(Records to use)
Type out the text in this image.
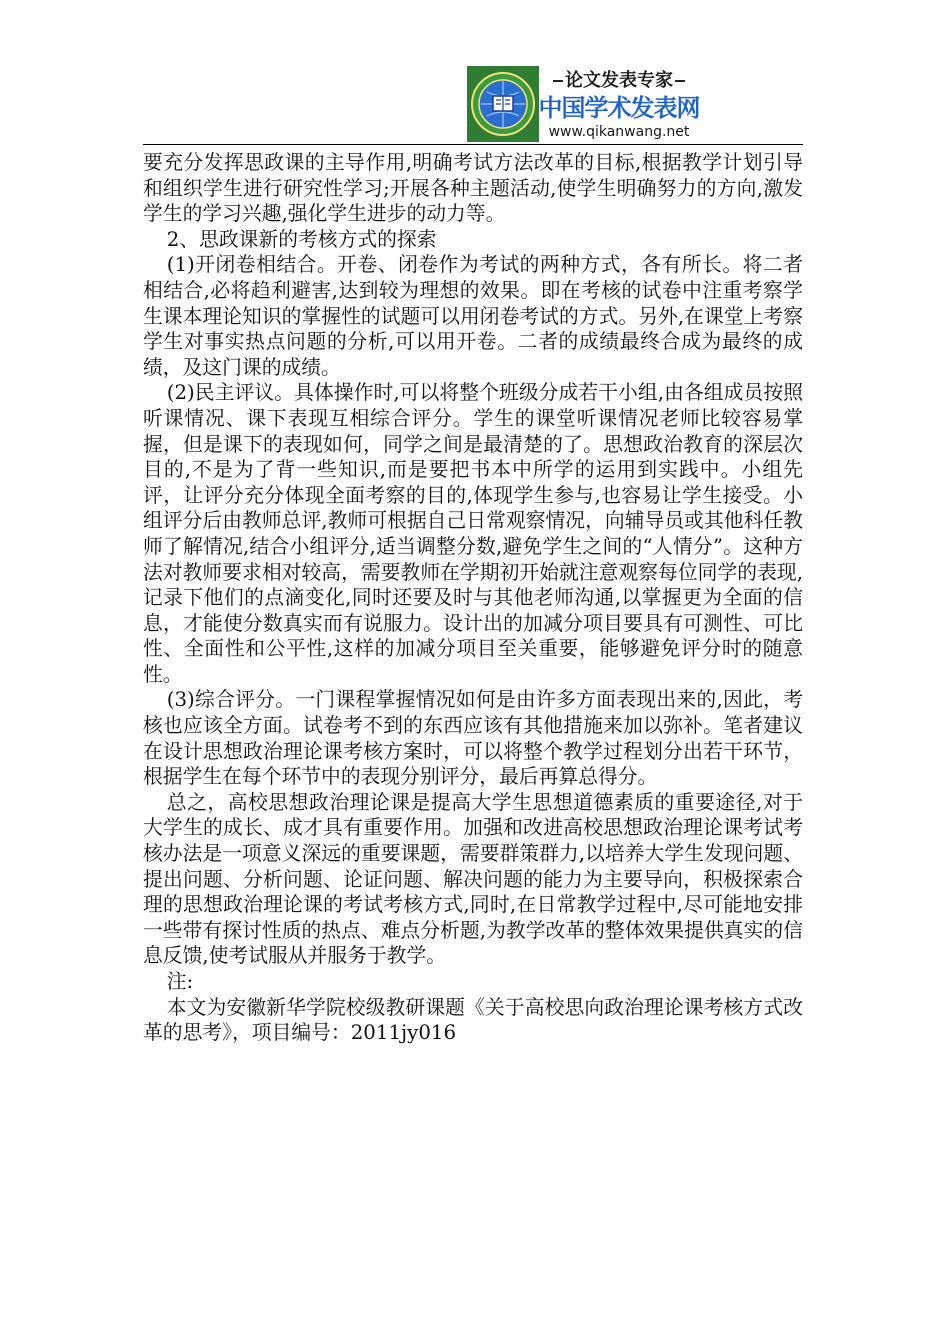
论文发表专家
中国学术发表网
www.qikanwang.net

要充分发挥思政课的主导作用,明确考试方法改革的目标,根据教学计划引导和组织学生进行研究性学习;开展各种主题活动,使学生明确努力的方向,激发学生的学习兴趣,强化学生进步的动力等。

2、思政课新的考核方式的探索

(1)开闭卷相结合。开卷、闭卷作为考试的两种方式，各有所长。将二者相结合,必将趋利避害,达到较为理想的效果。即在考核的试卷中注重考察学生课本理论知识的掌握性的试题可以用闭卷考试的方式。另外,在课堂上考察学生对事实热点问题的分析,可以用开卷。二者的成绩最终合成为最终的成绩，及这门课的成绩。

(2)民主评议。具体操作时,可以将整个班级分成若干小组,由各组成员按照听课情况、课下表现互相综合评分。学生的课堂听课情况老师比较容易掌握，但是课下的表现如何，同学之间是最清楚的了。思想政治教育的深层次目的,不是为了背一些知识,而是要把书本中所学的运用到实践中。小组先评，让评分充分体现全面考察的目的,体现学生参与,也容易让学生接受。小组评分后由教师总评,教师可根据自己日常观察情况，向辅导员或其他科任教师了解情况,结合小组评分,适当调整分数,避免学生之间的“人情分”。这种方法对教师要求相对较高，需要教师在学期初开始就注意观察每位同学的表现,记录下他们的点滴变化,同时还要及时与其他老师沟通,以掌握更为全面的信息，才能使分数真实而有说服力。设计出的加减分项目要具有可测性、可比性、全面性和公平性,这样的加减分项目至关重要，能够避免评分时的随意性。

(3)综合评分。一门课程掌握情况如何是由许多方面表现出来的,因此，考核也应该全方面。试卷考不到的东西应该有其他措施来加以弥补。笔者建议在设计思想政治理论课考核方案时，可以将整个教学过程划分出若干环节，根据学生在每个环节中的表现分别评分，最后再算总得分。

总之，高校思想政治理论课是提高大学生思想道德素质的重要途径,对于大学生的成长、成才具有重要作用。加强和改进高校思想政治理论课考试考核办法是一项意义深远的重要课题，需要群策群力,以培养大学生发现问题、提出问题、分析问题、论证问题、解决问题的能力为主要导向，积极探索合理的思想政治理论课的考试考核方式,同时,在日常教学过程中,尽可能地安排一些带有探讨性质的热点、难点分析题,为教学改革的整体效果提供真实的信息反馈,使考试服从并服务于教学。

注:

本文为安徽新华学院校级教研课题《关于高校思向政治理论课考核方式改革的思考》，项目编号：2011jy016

(Task to carry out) All of the records above must be copied exactly, except for the pictures.

(Written solution)
Type out the text in this image.
论文发表专家
中国学术发表网
www.qikanwang.net

要充分发挥思政课的主导作用,明确考试方法改革的目标,根据教学计划引导和组织学生进行研究性学习;开展各种主题活动,使学生明确努力的方向,激发学生的学习兴趣,强化学生进步的动力等。

2、思政课新的考核方式的探索

(1)开闭卷相结合。开卷、闭卷作为考试的两种方式，各有所长。将二者相结合,必将趋利避害,达到较为理想的效果。即在考核的试卷中注重考察学生课本理论知识的掌握性的试题可以用闭卷考试的方式。另外,在课堂上考察学生对事实热点问题的分析,可以用开卷。二者的成绩最终合成为最终的成绩，及这门课的成绩。

(2)民主评议。具体操作时,可以将整个班级分成若干小组,由各组成员按照听课情况、课下表现互相综合评分。学生的课堂听课情况老师比较容易掌握，但是课下的表现如何，同学之间是最清楚的了。思想政治教育的深层次目的,不是为了背一些知识,而是要把书本中所学的运用到实践中。小组先评，让评分充分体现全面考察的目的,体现学生参与,也容易让学生接受。小组评分后由教师总评,教师可根据自己日常观察情况，向辅导员或其他科任教师了解情况,结合小组评分,适当调整分数,避免学生之间的“人情分”。这种方法对教师要求相对较高，需要教师在学期初开始就注意观察每位同学的表现,记录下他们的点滴变化,同时还要及时与其他老师沟通,以掌握更为全面的信息，才能使分数真实而有说服力。设计出的加减分项目要具有可测性、可比性、全面性和公平性,这样的加减分项目至关重要，能够避免评分时的随意性。

(3)综合评分。一门课程掌握情况如何是由许多方面表现出来的,因此，考核也应该全方面。试卷考不到的东西应该有其他措施来加以弥补。笔者建议在设计思想政治理论课考核方案时，可以将整个教学过程划分出若干环节，根据学生在每个环节中的表现分别评分，最后再算总得分。

总之，高校思想政治理论课是提高大学生思想道德素质的重要途径,对于大学生的成长、成才具有重要作用。加强和改进高校思想政治理论课考试考核办法是一项意义深远的重要课题，需要群策群力,以培养大学生发现问题、提出问题、分析问题、论证问题、解决问题的能力为主要导向，积极探索合理的思想政治理论课的考试考核方式,同时,在日常教学过程中,尽可能地安排一些带有探讨性质的热点、难点分析题,为教学改革的整体效果提供真实的信息反馈,使考试服从并服务于教学。

注:

本文为安徽新华学院校级教研课题《关于高校思向政治理论课考核方式改革的思考》，项目编号：2011jy016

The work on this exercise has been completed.